- Task to complete: Look through the records below and collect all lines that hold the string "left".

- Provided data:

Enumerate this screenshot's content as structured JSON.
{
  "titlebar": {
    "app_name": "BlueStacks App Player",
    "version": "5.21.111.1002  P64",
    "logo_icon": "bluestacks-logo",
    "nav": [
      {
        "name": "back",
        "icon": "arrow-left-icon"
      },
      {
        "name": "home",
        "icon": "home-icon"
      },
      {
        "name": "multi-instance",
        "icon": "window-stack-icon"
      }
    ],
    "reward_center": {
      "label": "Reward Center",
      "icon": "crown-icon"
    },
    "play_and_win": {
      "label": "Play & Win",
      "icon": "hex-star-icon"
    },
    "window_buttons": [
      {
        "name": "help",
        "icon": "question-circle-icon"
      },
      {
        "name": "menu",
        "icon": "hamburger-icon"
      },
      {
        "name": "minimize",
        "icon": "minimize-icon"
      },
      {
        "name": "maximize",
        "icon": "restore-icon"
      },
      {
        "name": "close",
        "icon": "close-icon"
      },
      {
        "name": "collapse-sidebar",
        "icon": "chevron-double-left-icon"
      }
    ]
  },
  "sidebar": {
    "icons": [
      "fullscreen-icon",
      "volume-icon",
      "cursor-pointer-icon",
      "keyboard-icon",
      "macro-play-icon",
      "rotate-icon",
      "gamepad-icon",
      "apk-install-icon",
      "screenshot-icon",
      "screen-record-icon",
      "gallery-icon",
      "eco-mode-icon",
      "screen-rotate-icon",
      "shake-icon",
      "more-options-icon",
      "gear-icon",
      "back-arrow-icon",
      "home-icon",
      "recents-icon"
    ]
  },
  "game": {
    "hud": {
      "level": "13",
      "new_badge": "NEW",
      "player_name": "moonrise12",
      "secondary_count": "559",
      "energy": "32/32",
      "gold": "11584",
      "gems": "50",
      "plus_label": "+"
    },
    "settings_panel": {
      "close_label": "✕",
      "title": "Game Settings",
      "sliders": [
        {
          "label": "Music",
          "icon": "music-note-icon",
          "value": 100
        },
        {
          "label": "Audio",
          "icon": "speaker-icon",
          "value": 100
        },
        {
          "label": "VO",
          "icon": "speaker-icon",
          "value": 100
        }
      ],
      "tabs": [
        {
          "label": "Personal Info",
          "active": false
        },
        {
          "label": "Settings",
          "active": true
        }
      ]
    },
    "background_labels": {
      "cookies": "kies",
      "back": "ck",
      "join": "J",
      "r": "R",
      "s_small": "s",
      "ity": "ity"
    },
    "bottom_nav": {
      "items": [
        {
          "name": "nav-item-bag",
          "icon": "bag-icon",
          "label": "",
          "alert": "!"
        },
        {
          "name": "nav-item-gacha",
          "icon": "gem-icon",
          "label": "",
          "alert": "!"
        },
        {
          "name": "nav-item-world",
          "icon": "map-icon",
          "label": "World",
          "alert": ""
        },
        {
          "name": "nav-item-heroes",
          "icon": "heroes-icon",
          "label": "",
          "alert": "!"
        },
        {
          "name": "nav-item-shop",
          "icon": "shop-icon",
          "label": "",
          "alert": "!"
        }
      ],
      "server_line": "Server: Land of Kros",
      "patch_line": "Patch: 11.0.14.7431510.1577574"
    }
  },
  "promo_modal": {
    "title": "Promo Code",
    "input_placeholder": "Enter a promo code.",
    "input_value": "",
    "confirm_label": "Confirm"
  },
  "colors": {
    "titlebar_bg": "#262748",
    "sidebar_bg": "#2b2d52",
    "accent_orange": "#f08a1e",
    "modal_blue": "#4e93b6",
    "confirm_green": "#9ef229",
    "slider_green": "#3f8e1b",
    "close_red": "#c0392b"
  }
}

- Response to this task:
        "icon": "arrow-left-icon"
        "icon": "chevron-double-left-icon"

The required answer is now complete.